++++ Record list

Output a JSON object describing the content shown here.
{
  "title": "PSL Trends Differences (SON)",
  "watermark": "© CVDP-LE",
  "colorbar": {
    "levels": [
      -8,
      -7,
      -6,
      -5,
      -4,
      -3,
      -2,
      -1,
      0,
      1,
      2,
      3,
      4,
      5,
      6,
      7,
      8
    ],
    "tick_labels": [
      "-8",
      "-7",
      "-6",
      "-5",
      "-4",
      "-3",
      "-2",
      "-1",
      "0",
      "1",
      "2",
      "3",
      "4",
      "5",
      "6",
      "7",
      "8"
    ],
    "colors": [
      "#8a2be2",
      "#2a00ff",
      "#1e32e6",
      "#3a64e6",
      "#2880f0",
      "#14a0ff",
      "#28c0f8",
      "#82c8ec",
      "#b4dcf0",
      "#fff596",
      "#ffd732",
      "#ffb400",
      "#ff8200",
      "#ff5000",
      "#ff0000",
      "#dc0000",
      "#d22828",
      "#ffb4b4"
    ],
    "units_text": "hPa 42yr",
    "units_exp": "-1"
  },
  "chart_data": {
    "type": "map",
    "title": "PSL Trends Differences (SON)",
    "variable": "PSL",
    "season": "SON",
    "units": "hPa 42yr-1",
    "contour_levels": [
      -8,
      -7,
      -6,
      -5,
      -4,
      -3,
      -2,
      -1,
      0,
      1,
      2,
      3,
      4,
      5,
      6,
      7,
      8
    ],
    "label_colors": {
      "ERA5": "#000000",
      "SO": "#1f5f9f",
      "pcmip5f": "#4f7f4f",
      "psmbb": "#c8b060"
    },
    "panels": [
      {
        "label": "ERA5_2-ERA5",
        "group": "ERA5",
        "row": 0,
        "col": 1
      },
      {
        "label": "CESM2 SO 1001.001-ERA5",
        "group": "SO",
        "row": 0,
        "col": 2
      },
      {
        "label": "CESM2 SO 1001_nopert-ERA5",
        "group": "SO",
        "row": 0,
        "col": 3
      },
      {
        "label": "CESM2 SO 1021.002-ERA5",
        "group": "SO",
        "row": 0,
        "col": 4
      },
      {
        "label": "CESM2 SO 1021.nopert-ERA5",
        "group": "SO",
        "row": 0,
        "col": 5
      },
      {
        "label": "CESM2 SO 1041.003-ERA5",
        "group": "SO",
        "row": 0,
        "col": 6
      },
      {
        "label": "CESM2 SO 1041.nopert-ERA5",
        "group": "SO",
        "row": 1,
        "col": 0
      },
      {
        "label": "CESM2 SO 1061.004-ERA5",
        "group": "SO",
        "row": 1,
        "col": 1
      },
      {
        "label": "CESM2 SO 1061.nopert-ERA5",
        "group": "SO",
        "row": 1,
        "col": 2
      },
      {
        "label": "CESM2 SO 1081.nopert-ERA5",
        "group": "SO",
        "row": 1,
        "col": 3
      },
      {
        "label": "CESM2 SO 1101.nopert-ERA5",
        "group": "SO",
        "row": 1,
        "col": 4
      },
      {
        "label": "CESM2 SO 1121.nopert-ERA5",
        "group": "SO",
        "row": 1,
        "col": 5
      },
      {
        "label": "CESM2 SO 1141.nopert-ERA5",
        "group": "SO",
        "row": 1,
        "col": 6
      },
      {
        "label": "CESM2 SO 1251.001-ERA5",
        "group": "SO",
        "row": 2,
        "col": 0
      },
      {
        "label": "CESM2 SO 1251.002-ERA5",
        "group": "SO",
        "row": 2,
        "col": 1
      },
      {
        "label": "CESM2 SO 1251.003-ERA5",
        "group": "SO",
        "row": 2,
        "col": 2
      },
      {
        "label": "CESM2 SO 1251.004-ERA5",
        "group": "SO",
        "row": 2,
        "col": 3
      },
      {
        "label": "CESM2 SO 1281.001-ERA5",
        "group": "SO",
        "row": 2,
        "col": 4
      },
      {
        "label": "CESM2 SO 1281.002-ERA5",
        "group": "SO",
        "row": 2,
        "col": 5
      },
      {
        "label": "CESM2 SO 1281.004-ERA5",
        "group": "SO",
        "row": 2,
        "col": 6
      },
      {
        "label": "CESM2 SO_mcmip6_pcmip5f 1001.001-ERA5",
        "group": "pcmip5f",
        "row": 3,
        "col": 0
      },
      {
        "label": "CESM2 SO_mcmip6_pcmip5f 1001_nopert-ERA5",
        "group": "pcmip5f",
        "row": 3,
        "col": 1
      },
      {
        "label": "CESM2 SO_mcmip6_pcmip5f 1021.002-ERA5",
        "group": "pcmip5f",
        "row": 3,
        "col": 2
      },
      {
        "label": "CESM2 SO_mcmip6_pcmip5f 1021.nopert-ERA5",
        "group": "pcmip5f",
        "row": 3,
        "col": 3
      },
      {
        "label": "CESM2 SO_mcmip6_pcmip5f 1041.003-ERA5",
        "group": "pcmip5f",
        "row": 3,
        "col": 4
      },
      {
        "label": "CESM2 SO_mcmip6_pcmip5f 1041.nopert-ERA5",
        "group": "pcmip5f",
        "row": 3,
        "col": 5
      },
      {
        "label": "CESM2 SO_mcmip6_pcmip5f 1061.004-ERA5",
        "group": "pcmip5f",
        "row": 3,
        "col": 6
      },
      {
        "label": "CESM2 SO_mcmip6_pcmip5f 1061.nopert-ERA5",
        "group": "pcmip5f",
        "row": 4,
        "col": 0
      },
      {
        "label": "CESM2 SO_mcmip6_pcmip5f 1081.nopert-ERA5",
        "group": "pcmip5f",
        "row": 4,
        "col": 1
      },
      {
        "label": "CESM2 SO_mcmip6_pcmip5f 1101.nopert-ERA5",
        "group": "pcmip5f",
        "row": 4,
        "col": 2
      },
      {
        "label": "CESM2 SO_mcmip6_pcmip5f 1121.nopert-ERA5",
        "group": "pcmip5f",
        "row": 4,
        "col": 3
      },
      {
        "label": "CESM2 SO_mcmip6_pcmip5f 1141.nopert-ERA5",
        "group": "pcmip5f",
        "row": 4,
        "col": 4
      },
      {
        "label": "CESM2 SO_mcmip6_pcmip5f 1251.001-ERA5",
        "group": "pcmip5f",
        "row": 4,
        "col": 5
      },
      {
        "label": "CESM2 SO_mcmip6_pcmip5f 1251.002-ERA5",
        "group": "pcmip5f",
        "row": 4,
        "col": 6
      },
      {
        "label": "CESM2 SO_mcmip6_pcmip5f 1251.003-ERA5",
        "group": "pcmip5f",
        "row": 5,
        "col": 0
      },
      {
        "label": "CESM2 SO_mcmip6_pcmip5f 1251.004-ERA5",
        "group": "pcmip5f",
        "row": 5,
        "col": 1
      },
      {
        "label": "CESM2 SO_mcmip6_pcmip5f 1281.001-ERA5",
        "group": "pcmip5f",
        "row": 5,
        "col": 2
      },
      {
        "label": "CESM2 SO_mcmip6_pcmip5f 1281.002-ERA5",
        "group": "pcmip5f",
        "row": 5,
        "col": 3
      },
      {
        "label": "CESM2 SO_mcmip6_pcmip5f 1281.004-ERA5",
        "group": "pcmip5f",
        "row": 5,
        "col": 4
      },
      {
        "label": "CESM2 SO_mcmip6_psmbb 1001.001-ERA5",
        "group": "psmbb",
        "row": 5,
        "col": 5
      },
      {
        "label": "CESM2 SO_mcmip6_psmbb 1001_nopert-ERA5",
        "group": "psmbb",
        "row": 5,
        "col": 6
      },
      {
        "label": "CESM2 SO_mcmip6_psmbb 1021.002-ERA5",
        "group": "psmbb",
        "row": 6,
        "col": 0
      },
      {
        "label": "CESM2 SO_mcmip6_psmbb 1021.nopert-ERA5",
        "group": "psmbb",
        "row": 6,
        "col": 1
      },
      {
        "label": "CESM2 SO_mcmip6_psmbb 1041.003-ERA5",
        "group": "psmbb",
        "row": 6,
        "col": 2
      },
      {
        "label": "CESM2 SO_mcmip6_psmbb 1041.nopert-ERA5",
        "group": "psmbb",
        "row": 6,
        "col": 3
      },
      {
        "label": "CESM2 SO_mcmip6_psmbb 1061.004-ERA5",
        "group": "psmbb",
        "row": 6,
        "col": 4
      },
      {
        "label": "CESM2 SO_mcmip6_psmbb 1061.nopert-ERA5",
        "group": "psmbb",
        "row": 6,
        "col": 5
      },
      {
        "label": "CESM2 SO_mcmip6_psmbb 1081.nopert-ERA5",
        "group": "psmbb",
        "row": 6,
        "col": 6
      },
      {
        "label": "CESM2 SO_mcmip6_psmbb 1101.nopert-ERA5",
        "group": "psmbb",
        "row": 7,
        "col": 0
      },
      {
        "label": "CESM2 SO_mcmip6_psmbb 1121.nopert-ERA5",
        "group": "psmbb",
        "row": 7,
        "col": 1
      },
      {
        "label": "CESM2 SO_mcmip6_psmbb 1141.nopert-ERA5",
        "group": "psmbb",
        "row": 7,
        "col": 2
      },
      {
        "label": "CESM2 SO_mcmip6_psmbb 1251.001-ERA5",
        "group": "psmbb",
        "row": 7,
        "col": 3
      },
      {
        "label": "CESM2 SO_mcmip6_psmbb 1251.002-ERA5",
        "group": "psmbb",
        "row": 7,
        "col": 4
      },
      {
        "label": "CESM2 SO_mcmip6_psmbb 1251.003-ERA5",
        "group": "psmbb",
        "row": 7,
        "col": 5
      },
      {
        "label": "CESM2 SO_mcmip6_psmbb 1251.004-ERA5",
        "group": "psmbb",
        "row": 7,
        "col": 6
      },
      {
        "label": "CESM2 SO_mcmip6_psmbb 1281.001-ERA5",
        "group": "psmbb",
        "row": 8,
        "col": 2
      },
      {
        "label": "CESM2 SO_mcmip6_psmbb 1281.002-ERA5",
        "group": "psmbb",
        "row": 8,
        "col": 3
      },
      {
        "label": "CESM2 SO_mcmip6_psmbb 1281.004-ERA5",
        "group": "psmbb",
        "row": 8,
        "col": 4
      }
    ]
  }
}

++++++++

Exercise instructions - From the entries, copy out each line containing the word "title".

Task result -
  "title": "PSL Trends Differences (SON)",
    "title": "PSL Trends Differences (SON)",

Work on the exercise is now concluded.